BEGIN INFORMATION SUPPLIED
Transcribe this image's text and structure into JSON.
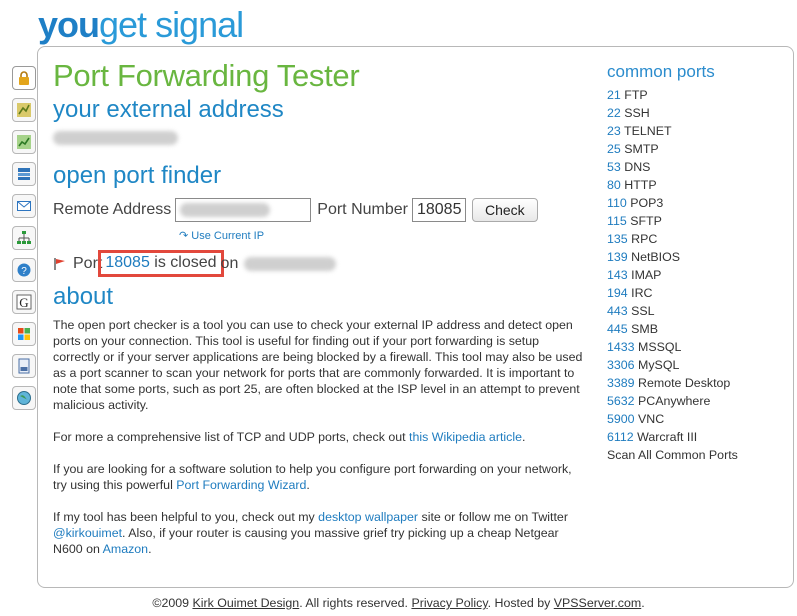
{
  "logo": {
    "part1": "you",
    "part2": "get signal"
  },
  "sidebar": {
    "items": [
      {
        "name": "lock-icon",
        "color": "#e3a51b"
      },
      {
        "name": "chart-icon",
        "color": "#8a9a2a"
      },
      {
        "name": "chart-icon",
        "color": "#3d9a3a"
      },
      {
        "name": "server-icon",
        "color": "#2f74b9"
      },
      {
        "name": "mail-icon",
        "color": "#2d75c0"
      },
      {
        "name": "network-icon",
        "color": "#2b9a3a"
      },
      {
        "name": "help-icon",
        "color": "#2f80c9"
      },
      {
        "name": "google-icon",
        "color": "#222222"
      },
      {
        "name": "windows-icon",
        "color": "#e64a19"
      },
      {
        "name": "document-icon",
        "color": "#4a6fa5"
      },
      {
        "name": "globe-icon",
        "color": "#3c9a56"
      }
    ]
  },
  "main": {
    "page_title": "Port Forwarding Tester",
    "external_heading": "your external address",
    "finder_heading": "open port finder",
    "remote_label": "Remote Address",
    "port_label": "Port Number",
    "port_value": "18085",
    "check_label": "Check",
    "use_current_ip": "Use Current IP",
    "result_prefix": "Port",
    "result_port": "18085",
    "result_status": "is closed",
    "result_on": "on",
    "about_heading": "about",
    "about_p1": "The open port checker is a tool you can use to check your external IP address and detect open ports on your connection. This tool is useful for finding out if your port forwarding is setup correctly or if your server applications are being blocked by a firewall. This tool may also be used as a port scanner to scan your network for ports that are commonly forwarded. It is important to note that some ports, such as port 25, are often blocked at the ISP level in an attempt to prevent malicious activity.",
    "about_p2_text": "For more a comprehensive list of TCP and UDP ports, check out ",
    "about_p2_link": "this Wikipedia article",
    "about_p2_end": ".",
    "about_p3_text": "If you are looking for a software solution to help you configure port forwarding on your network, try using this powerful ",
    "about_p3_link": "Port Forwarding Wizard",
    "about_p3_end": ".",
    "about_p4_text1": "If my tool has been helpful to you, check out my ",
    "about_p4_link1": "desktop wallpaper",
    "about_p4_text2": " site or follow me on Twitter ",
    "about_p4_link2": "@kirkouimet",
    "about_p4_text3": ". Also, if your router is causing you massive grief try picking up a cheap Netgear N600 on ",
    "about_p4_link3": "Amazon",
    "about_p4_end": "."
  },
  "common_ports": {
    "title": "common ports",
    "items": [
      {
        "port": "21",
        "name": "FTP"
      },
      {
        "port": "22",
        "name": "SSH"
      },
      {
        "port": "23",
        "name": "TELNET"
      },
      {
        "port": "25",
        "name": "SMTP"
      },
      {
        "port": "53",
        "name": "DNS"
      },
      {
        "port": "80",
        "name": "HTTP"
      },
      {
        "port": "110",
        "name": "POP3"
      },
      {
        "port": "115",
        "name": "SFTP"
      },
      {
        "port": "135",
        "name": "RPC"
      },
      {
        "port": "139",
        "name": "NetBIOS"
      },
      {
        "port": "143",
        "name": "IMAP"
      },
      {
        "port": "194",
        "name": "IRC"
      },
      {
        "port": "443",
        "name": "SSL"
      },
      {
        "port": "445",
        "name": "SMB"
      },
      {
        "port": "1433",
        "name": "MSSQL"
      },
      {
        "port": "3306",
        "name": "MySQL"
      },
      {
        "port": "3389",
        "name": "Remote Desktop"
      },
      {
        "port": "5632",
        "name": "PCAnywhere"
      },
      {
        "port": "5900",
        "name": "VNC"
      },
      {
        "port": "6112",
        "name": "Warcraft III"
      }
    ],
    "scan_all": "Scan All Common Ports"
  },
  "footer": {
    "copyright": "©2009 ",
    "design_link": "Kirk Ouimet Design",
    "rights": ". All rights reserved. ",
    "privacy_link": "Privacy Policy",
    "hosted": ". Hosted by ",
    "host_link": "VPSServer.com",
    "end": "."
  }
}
END INFORMATION SUPPLIED
### TASK OBJECTIVE:
Every entry above should be duplicated exactly. Do not include the images.

### RESPONSE:
Transcribe this image's text and structure into JSON.
{
  "logo": {
    "part1": "you",
    "part2": "get signal"
  },
  "sidebar": {
    "items": [
      {
        "name": "lock-icon",
        "color": "#e3a51b"
      },
      {
        "name": "chart-icon",
        "color": "#8a9a2a"
      },
      {
        "name": "chart-icon",
        "color": "#3d9a3a"
      },
      {
        "name": "server-icon",
        "color": "#2f74b9"
      },
      {
        "name": "mail-icon",
        "color": "#2d75c0"
      },
      {
        "name": "network-icon",
        "color": "#2b9a3a"
      },
      {
        "name": "help-icon",
        "color": "#2f80c9"
      },
      {
        "name": "google-icon",
        "color": "#222222"
      },
      {
        "name": "windows-icon",
        "color": "#e64a19"
      },
      {
        "name": "document-icon",
        "color": "#4a6fa5"
      },
      {
        "name": "globe-icon",
        "color": "#3c9a56"
      }
    ]
  },
  "main": {
    "page_title": "Port Forwarding Tester",
    "external_heading": "your external address",
    "finder_heading": "open port finder",
    "remote_label": "Remote Address",
    "port_label": "Port Number",
    "port_value": "18085",
    "check_label": "Check",
    "use_current_ip": "Use Current IP",
    "result_prefix": "Port",
    "result_port": "18085",
    "result_status": "is closed",
    "result_on": "on",
    "about_heading": "about",
    "about_p1": "The open port checker is a tool you can use to check your external IP address and detect open ports on your connection. This tool is useful for finding out if your port forwarding is setup correctly or if your server applications are being blocked by a firewall. This tool may also be used as a port scanner to scan your network for ports that are commonly forwarded. It is important to note that some ports, such as port 25, are often blocked at the ISP level in an attempt to prevent malicious activity.",
    "about_p2_text": "For more a comprehensive list of TCP and UDP ports, check out ",
    "about_p2_link": "this Wikipedia article",
    "about_p2_end": ".",
    "about_p3_text": "If you are looking for a software solution to help you configure port forwarding on your network, try using this powerful ",
    "about_p3_link": "Port Forwarding Wizard",
    "about_p3_end": ".",
    "about_p4_text1": "If my tool has been helpful to you, check out my ",
    "about_p4_link1": "desktop wallpaper",
    "about_p4_text2": " site or follow me on Twitter ",
    "about_p4_link2": "@kirkouimet",
    "about_p4_text3": ". Also, if your router is causing you massive grief try picking up a cheap Netgear N600 on ",
    "about_p4_link3": "Amazon",
    "about_p4_end": "."
  },
  "common_ports": {
    "title": "common ports",
    "items": [
      {
        "port": "21",
        "name": "FTP"
      },
      {
        "port": "22",
        "name": "SSH"
      },
      {
        "port": "23",
        "name": "TELNET"
      },
      {
        "port": "25",
        "name": "SMTP"
      },
      {
        "port": "53",
        "name": "DNS"
      },
      {
        "port": "80",
        "name": "HTTP"
      },
      {
        "port": "110",
        "name": "POP3"
      },
      {
        "port": "115",
        "name": "SFTP"
      },
      {
        "port": "135",
        "name": "RPC"
      },
      {
        "port": "139",
        "name": "NetBIOS"
      },
      {
        "port": "143",
        "name": "IMAP"
      },
      {
        "port": "194",
        "name": "IRC"
      },
      {
        "port": "443",
        "name": "SSL"
      },
      {
        "port": "445",
        "name": "SMB"
      },
      {
        "port": "1433",
        "name": "MSSQL"
      },
      {
        "port": "3306",
        "name": "MySQL"
      },
      {
        "port": "3389",
        "name": "Remote Desktop"
      },
      {
        "port": "5632",
        "name": "PCAnywhere"
      },
      {
        "port": "5900",
        "name": "VNC"
      },
      {
        "port": "6112",
        "name": "Warcraft III"
      }
    ],
    "scan_all": "Scan All Common Ports"
  },
  "footer": {
    "copyright": "©2009 ",
    "design_link": "Kirk Ouimet Design",
    "rights": ". All rights reserved. ",
    "privacy_link": "Privacy Policy",
    "hosted": ". Hosted by ",
    "host_link": "VPSServer.com",
    "end": "."
  }
}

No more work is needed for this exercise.